◆ Supplied records:
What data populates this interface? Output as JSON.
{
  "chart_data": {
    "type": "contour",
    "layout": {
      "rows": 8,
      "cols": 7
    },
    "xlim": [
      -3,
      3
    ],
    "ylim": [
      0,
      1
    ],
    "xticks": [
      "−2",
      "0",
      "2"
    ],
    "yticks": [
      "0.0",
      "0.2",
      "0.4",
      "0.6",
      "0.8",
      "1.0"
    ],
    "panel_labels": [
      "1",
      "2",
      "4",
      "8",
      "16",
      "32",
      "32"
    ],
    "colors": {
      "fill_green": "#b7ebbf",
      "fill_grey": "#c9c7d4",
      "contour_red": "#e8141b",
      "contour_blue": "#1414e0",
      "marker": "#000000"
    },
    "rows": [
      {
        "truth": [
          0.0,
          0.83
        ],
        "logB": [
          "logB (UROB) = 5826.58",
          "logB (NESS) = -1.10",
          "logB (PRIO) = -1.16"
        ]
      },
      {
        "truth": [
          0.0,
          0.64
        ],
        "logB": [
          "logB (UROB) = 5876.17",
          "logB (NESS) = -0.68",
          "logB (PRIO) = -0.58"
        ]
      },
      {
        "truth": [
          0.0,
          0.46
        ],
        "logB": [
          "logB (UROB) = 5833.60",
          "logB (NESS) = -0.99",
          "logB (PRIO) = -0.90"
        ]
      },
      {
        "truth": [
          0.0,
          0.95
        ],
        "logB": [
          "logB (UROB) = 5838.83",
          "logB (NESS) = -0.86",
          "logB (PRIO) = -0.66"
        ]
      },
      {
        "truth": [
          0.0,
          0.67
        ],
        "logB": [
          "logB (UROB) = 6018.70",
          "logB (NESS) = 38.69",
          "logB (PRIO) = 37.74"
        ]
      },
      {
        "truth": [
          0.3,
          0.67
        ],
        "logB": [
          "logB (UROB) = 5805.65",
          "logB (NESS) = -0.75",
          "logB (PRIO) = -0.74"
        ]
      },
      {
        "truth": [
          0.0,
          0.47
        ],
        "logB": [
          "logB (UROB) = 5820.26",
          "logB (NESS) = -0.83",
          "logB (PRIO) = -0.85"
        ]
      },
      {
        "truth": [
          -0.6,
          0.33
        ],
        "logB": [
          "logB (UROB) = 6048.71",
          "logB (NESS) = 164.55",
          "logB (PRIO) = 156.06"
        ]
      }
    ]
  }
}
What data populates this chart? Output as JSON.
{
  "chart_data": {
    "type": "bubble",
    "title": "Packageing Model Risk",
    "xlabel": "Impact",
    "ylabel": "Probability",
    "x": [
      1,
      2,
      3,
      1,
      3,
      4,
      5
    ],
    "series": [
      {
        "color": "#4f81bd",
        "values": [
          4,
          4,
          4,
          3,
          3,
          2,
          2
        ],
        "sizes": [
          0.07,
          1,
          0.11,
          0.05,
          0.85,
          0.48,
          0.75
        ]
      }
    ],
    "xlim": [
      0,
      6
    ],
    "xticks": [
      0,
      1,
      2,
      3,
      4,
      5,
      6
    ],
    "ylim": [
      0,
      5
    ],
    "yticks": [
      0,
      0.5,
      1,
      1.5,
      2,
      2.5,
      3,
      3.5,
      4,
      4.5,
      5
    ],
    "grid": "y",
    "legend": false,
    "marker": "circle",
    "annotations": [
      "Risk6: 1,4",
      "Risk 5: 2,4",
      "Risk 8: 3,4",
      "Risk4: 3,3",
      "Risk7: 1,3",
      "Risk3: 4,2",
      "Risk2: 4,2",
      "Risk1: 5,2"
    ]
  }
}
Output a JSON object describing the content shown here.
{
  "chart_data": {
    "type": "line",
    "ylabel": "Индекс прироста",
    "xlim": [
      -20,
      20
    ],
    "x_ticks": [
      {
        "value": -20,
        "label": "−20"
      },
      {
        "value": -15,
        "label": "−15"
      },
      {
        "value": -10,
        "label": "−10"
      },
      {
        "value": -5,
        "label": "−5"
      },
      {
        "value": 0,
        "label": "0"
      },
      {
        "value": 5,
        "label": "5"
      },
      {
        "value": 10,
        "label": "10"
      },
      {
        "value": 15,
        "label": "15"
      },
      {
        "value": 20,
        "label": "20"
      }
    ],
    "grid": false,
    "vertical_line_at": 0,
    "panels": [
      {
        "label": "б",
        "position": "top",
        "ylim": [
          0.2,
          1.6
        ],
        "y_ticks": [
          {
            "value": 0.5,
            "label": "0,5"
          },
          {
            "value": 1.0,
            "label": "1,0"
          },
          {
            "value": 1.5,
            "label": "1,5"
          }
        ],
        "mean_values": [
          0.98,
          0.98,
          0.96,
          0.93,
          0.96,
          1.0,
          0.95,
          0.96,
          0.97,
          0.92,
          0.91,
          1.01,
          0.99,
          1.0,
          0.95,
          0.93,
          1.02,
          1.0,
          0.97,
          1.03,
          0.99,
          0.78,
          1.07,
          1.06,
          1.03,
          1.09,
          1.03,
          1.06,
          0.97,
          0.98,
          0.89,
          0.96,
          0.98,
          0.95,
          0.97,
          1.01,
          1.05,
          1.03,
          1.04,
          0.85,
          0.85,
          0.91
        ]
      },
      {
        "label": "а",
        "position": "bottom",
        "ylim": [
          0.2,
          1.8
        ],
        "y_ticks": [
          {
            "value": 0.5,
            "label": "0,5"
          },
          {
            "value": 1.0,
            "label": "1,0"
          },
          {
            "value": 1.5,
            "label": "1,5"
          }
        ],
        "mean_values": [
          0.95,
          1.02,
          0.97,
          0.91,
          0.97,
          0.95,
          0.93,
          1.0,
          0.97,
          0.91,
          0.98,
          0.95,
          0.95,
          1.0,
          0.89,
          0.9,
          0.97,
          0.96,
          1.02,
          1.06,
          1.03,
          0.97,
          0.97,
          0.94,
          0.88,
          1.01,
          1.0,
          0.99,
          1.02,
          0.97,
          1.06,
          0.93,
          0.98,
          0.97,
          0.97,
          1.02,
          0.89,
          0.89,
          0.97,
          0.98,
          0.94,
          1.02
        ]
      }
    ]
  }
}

◆ Required task: Every line of the data above should be copied exactly.

◆ Task output:
What data populates this interface? Output as JSON.
{
  "chart_data": {
    "type": "contour",
    "layout": {
      "rows": 8,
      "cols": 7
    },
    "xlim": [
      -3,
      3
    ],
    "ylim": [
      0,
      1
    ],
    "xticks": [
      "−2",
      "0",
      "2"
    ],
    "yticks": [
      "0.0",
      "0.2",
      "0.4",
      "0.6",
      "0.8",
      "1.0"
    ],
    "panel_labels": [
      "1",
      "2",
      "4",
      "8",
      "16",
      "32",
      "32"
    ],
    "colors": {
      "fill_green": "#b7ebbf",
      "fill_grey": "#c9c7d4",
      "contour_red": "#e8141b",
      "contour_blue": "#1414e0",
      "marker": "#000000"
    },
    "rows": [
      {
        "truth": [
          0.0,
          0.83
        ],
        "logB": [
          "logB (UROB) = 5826.58",
          "logB (NESS) = -1.10",
          "logB (PRIO) = -1.16"
        ]
      },
      {
        "truth": [
          0.0,
          0.64
        ],
        "logB": [
          "logB (UROB) = 5876.17",
          "logB (NESS) = -0.68",
          "logB (PRIO) = -0.58"
        ]
      },
      {
        "truth": [
          0.0,
          0.46
        ],
        "logB": [
          "logB (UROB) = 5833.60",
          "logB (NESS) = -0.99",
          "logB (PRIO) = -0.90"
        ]
      },
      {
        "truth": [
          0.0,
          0.95
        ],
        "logB": [
          "logB (UROB) = 5838.83",
          "logB (NESS) = -0.86",
          "logB (PRIO) = -0.66"
        ]
      },
      {
        "truth": [
          0.0,
          0.67
        ],
        "logB": [
          "logB (UROB) = 6018.70",
          "logB (NESS) = 38.69",
          "logB (PRIO) = 37.74"
        ]
      },
      {
        "truth": [
          0.3,
          0.67
        ],
        "logB": [
          "logB (UROB) = 5805.65",
          "logB (NESS) = -0.75",
          "logB (PRIO) = -0.74"
        ]
      },
      {
        "truth": [
          0.0,
          0.47
        ],
        "logB": [
          "logB (UROB) = 5820.26",
          "logB (NESS) = -0.83",
          "logB (PRIO) = -0.85"
        ]
      },
      {
        "truth": [
          -0.6,
          0.33
        ],
        "logB": [
          "logB (UROB) = 6048.71",
          "logB (NESS) = 164.55",
          "logB (PRIO) = 156.06"
        ]
      }
    ]
  }
}
What data populates this chart? Output as JSON.
{
  "chart_data": {
    "type": "bubble",
    "title": "Packageing Model Risk",
    "xlabel": "Impact",
    "ylabel": "Probability",
    "x": [
      1,
      2,
      3,
      1,
      3,
      4,
      5
    ],
    "series": [
      {
        "color": "#4f81bd",
        "values": [
          4,
          4,
          4,
          3,
          3,
          2,
          2
        ],
        "sizes": [
          0.07,
          1,
          0.11,
          0.05,
          0.85,
          0.48,
          0.75
        ]
      }
    ],
    "xlim": [
      0,
      6
    ],
    "xticks": [
      0,
      1,
      2,
      3,
      4,
      5,
      6
    ],
    "ylim": [
      0,
      5
    ],
    "yticks": [
      0,
      0.5,
      1,
      1.5,
      2,
      2.5,
      3,
      3.5,
      4,
      4.5,
      5
    ],
    "grid": "y",
    "legend": false,
    "marker": "circle",
    "annotations": [
      "Risk6: 1,4",
      "Risk 5: 2,4",
      "Risk 8: 3,4",
      "Risk4: 3,3",
      "Risk7: 1,3",
      "Risk3: 4,2",
      "Risk2: 4,2",
      "Risk1: 5,2"
    ]
  }
}
Output a JSON object describing the content shown here.
{
  "chart_data": {
    "type": "line",
    "ylabel": "Индекс прироста",
    "xlim": [
      -20,
      20
    ],
    "x_ticks": [
      {
        "value": -20,
        "label": "−20"
      },
      {
        "value": -15,
        "label": "−15"
      },
      {
        "value": -10,
        "label": "−10"
      },
      {
        "value": -5,
        "label": "−5"
      },
      {
        "value": 0,
        "label": "0"
      },
      {
        "value": 5,
        "label": "5"
      },
      {
        "value": 10,
        "label": "10"
      },
      {
        "value": 15,
        "label": "15"
      },
      {
        "value": 20,
        "label": "20"
      }
    ],
    "grid": false,
    "vertical_line_at": 0,
    "panels": [
      {
        "label": "б",
        "position": "top",
        "ylim": [
          0.2,
          1.6
        ],
        "y_ticks": [
          {
            "value": 0.5,
            "label": "0,5"
          },
          {
            "value": 1.0,
            "label": "1,0"
          },
          {
            "value": 1.5,
            "label": "1,5"
          }
        ],
        "mean_values": [
          0.98,
          0.98,
          0.96,
          0.93,
          0.96,
          1.0,
          0.95,
          0.96,
          0.97,
          0.92,
          0.91,
          1.01,
          0.99,
          1.0,
          0.95,
          0.93,
          1.02,
          1.0,
          0.97,
          1.03,
          0.99,
          0.78,
          1.07,
          1.06,
          1.03,
          1.09,
          1.03,
          1.06,
          0.97,
          0.98,
          0.89,
          0.96,
          0.98,
          0.95,
          0.97,
          1.01,
          1.05,
          1.03,
          1.04,
          0.85,
          0.85,
          0.91
        ]
      },
      {
        "label": "а",
        "position": "bottom",
        "ylim": [
          0.2,
          1.8
        ],
        "y_ticks": [
          {
            "value": 0.5,
            "label": "0,5"
          },
          {
            "value": 1.0,
            "label": "1,0"
          },
          {
            "value": 1.5,
            "label": "1,5"
          }
        ],
        "mean_values": [
          0.95,
          1.02,
          0.97,
          0.91,
          0.97,
          0.95,
          0.93,
          1.0,
          0.97,
          0.91,
          0.98,
          0.95,
          0.95,
          1.0,
          0.89,
          0.9,
          0.97,
          0.96,
          1.02,
          1.06,
          1.03,
          0.97,
          0.97,
          0.94,
          0.88,
          1.01,
          1.0,
          0.99,
          1.02,
          0.97,
          1.06,
          0.93,
          0.98,
          0.97,
          0.97,
          1.02,
          0.89,
          0.89,
          0.97,
          0.98,
          0.94,
          1.02
        ]
      }
    ]
  }
}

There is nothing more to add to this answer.